—Me llaman al móvil.
—Cuelgo.
—Abro el WhatsApp.
—Escribo: ¿Qué quieres?
Mi primer móvil me lo regalaron el día de mi confirmación, o sea a los 11-13 años, era un Nokia 3330 que acababa de salir, no había WhatsApp, ni FaceTime ni nada.
La comunicación en ese entonces era algo digno de un grado en matemáticas porque tenías que medir las llamadas y los números de caracteres de los SMS para no pagar en exceso ya que casi todos teníamos tarjeta de prepago.
Éramos una generación que deseaba comunicarse, hacíamos llamadas largas con los amigos, los novios de ese verano. El único enemigo eran los padres que continuamente nos recordaban cuanto costaba la factura del teléfono.
«Pero si os acabáis de ver al colegio», me gritaba mi madre cuando nada más llegar a casa quería llamar mi mejor amiga.
Éramos una generación que anhelaba comunicarse y expresarse.
La generación de hoy, que ha crecido pegada a una pantalla táctil de smartphone, no está familiarizada con el hecho de llamar a alguien. Se trata de una nueva forma de comunicarse que algunos psicólogos afirman que no es ni mejor ni peor, sino que diferente.
Mentira.
Estamos criando jóvenes con miedo al hablar en público, que no saben comunicarse oralmente, que no sabrían dar un discurso, que le cuesta hablar con su pareja, familia y amigos.
Sin lugar a duda la comunicación escrita tiene sus ventajas, permite pensar conceptos, expresarlos claramente, pero dónde queda el tono de la voz, el interés en una llamada que antes solo se hacía a personas que contaban.
Hoy en día llamar se ve como algo invasivo, que se necesita una solicitud previa por mensaje si podemos o no llamar.

**COMPRUEBA TU COMPRENSIÓN:**
(a) Actualiza el fragmento del texto sobre la comunicación por teléfono que comienza en "La generación de" y termina en "familia y amigos.", cambiando "psicólogos" por "expertos".
(b) Según el texto sobre la comunicación por teléfono, ¿con quiénes les cuesta hablar a los jóvenes que estamos criando? Enuméralos todos.
(c) Prosigue el texto sobre la comunicación por teléfono desde su última oración.
Las filas no guardan relación con el texto sobre la comunicación por teléfono.

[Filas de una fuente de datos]

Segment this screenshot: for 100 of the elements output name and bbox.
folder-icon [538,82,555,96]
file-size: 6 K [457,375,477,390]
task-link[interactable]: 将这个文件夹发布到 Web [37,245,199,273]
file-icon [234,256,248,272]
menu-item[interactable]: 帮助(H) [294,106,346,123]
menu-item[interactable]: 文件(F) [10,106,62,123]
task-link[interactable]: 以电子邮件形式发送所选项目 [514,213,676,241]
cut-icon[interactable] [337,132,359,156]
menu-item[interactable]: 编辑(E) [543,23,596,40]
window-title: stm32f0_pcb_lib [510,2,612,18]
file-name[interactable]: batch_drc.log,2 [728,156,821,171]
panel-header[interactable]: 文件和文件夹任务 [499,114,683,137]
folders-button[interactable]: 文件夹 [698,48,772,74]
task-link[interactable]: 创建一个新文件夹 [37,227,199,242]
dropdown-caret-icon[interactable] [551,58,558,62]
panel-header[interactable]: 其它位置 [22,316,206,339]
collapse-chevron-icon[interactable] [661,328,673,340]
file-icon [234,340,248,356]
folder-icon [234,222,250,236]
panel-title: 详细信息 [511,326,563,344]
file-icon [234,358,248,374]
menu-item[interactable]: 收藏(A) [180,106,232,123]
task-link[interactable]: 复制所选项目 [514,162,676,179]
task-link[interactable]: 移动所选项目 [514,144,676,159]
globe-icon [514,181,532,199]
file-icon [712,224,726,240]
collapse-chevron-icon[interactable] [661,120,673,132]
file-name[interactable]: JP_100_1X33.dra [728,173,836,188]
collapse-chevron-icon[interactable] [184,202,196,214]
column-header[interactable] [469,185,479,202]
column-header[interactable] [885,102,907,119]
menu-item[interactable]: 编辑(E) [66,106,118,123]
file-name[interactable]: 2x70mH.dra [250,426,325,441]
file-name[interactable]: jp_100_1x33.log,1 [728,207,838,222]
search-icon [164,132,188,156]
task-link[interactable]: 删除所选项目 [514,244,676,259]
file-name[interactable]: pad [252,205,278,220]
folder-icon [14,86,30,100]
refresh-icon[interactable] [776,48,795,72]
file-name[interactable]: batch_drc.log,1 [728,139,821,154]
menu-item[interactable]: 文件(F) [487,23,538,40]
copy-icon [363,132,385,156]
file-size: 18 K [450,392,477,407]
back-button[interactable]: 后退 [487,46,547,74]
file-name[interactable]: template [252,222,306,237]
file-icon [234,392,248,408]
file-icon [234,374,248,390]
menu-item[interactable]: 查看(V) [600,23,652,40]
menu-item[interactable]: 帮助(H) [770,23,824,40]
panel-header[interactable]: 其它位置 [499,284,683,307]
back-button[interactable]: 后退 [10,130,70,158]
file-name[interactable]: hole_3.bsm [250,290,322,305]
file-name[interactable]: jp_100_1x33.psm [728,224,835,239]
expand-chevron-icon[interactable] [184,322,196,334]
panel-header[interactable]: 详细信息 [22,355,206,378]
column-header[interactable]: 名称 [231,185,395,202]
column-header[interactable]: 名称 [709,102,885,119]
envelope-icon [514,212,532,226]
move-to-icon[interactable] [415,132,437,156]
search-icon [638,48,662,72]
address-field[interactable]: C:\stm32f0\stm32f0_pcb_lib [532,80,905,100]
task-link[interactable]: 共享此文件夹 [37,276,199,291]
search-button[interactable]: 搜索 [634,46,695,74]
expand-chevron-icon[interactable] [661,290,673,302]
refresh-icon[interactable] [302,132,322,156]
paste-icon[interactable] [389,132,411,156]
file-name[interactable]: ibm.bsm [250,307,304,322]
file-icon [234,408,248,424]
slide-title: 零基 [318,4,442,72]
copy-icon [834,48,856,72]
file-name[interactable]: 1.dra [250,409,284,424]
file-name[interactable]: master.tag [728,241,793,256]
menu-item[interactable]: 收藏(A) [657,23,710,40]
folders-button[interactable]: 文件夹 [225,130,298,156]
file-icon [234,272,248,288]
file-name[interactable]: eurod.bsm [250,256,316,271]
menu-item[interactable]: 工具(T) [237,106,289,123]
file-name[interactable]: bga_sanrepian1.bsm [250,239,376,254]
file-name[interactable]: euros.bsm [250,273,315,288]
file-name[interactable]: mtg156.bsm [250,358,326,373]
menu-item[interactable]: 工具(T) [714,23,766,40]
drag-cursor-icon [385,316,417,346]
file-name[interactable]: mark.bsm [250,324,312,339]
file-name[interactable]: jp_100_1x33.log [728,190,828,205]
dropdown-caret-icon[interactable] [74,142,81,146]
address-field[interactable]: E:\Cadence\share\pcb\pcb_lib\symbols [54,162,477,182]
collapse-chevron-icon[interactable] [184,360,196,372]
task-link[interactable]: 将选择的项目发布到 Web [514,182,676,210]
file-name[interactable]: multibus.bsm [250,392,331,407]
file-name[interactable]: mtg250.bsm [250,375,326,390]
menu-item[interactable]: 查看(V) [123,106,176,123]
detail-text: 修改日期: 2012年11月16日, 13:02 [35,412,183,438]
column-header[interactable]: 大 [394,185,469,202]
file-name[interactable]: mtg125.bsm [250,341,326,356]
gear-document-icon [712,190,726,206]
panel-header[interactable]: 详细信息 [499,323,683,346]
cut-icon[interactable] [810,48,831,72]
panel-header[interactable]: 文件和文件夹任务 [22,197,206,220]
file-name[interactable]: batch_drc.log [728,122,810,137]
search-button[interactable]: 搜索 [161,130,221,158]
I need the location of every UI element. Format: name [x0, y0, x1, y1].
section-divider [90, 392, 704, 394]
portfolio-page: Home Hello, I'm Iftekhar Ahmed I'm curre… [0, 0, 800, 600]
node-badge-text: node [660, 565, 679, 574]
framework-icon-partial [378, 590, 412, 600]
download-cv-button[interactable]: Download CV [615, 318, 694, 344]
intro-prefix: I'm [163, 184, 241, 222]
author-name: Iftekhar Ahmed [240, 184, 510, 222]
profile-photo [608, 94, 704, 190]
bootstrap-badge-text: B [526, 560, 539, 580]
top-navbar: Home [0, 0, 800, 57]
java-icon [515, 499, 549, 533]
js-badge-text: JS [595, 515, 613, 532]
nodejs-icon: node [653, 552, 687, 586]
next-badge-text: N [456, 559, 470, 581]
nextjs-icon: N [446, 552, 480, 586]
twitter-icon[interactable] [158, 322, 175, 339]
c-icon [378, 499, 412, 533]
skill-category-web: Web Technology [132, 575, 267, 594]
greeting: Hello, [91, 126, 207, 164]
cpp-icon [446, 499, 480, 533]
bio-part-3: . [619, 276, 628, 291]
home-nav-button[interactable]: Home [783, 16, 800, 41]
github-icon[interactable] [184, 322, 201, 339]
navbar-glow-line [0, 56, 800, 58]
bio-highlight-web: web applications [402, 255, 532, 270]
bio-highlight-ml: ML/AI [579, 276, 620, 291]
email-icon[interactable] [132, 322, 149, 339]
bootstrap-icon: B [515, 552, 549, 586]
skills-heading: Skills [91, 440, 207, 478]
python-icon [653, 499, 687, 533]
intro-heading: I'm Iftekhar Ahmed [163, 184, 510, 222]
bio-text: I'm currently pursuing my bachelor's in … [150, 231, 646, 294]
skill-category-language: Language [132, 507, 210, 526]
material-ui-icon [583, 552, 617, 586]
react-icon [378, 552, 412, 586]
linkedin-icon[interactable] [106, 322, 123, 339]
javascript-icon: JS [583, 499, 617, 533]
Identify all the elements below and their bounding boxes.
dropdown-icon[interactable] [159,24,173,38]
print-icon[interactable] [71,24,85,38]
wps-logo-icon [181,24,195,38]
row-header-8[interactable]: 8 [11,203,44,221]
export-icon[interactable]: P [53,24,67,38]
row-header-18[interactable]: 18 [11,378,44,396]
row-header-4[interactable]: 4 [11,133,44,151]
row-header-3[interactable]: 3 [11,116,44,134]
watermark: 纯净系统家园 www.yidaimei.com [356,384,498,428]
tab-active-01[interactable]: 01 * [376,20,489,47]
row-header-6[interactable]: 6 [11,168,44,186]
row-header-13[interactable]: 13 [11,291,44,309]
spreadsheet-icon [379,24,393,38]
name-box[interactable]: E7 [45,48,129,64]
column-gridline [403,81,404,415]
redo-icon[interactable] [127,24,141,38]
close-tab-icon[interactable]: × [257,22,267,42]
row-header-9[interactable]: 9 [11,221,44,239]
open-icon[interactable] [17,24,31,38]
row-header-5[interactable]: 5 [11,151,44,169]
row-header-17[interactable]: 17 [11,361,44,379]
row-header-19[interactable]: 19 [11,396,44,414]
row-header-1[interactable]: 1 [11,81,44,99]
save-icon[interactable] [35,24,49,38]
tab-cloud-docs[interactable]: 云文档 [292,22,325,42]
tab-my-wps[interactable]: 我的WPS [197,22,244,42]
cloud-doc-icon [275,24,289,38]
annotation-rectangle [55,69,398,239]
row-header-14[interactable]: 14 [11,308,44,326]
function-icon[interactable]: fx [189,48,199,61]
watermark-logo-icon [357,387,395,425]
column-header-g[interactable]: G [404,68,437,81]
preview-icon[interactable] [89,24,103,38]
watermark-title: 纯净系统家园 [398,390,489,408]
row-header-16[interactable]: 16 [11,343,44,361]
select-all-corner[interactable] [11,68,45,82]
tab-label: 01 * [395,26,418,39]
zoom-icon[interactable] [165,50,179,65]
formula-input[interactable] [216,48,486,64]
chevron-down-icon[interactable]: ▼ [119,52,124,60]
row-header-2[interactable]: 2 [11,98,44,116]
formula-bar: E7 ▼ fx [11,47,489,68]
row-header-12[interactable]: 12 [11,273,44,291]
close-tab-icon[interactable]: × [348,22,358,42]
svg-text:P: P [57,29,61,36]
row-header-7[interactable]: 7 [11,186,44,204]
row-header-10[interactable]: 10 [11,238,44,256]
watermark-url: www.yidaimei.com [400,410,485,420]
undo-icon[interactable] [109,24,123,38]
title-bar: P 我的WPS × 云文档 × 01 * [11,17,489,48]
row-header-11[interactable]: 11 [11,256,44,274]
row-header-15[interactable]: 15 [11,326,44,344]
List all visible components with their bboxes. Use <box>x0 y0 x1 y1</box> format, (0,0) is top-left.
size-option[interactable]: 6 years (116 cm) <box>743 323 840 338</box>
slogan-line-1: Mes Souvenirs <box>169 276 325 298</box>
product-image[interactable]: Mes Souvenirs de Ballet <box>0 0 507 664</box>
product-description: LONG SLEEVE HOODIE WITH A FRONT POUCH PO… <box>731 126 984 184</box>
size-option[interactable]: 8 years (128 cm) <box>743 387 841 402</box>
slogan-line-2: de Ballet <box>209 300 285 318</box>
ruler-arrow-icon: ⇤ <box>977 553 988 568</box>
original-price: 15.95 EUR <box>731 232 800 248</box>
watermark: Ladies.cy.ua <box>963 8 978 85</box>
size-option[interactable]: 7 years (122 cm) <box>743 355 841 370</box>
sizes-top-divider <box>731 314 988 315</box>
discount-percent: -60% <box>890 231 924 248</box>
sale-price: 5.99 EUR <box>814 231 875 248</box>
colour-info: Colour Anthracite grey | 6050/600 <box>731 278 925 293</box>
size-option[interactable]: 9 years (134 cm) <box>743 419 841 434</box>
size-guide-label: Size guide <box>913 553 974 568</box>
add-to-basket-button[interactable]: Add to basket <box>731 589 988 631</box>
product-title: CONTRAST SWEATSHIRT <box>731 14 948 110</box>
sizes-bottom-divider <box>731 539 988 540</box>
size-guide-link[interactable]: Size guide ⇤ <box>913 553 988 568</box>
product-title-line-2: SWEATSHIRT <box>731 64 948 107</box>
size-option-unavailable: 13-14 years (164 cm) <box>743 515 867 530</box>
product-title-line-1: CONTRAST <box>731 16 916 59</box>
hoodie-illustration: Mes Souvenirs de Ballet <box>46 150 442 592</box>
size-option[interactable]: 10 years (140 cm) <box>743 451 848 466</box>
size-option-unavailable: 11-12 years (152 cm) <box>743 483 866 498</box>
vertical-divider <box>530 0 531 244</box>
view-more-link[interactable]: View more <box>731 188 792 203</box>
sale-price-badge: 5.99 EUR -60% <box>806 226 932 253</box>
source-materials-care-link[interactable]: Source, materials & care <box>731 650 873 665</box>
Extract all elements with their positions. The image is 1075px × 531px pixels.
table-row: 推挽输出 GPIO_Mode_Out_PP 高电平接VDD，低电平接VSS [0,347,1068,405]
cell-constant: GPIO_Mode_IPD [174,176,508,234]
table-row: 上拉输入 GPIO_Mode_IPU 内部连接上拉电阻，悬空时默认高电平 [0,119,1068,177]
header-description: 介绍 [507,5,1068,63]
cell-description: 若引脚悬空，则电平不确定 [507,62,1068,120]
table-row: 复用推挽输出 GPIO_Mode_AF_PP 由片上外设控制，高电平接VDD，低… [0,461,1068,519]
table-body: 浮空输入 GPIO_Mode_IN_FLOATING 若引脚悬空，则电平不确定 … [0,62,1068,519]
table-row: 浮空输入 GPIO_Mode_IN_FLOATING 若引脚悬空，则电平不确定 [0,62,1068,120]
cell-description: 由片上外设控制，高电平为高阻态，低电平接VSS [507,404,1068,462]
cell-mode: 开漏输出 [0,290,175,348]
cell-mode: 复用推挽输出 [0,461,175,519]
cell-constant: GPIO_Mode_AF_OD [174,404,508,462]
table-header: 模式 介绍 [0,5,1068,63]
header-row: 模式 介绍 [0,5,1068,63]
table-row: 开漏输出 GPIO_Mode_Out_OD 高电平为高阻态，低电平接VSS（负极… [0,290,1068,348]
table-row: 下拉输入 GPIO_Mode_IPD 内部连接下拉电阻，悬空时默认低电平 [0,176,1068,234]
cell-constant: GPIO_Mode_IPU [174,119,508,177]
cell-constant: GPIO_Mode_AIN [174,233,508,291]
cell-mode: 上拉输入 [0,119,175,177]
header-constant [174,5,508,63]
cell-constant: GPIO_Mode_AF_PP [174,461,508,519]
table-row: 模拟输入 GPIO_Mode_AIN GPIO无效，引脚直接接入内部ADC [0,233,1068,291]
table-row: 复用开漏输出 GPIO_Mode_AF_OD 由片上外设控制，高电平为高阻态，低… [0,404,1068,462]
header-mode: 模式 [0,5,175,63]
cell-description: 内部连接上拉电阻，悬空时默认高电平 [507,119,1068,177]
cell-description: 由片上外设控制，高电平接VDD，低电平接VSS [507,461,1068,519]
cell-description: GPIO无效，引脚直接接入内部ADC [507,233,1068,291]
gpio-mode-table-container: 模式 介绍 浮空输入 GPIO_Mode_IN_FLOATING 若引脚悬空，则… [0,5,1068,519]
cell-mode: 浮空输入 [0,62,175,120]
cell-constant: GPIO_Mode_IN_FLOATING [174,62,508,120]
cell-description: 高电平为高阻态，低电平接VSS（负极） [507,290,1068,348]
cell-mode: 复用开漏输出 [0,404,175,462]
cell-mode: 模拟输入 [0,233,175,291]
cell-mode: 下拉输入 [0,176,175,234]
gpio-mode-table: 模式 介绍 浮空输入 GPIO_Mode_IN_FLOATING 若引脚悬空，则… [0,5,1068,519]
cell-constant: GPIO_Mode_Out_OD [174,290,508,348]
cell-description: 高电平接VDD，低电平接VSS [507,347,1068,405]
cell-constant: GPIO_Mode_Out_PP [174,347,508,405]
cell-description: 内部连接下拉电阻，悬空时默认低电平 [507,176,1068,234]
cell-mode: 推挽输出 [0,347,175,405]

**RESPUESTAS ESPERADAS:**
(a)
La generación de hoy, que ha crecido pegada a una pantalla táctil de smartphone, no está familiarizada con el hecho de llamar a alguien. Se trata de una nueva forma de comunicarse que algunos expertos afirman que no es ni mejor ni peor, sino que diferente.
Mentira.
Estamos criando jóvenes con miedo al hablar en público, que no saben comunicarse oralmente, que no sabrían dar un discurso, que le cuesta hablar con su pareja, familia y amigos.

(b) Con su pareja, su familia y sus amigos.

(c)
Según un estudio realizado en Estados Unidos con encuestas a 1,200 millennials norteamericanos, un 81 % sufren ansiedad antes de realizar una llamada por teléfono.
En una conversación telefónica nos exponemos realmente como somos, nos dejamos en descubierto por nuestras palabras, también por el tono de voz, las pausas; lo que en comunicación no verbal se llama paralenguaje. Incluso puede parecer paradójico que quienes prefieren no hablar por teléfono no tengan reparos en enviar mensajes de voz a veces de 5 minutos y eso por el mismo motivo de no exponerse, por la ansiedad de no tener el control de la situación. Otro motivo puede ser, también, la búsqueda de perfección. En una llamada telefónica estamos a la merced de las preguntas, de no saber contestar, de quedarnos en blanco, de no encontrar las palabras. Sin embargo, los audios se pueden volver a grabar y cada vez están perfeccionando la manera de hacer grabaciones. Sin contar todo lo que la covid ha agravado esta situación generando un nido de inseguridades.
Así criamos a futuros hombres y mujeres tímidos, sin capacidades básicas de comunicación e incluso con falta de seguridad y autoestima.
En el ligoteo, antes había ese juego de miradas, de sonrisas, nos acercábamos, hablábamos con la persona que nos gustaba. Ahora incluso si estamos en la misma discoteca nos escriben por las aplicaciones algo como «te vi en la discoteca, eres muy guapo/a».
La tecnología no ayuda, pero tampoco la escuela o la universidad. Sin ir mucho más lejos, el viernes pasado me gradué en psicología, y la tesis que escribí nunca tuvo una defensa oral, sino un examen escrito de 3 preguntas.
No es la primera vez que critico la universidad española por no tener exámenes orales, que te obligan a desarrollarte como orador, pero es que ni el trabajo final de grado me han dejado explicarlo oralmente.
Si seguimos así las próximas generaciones serán mudas.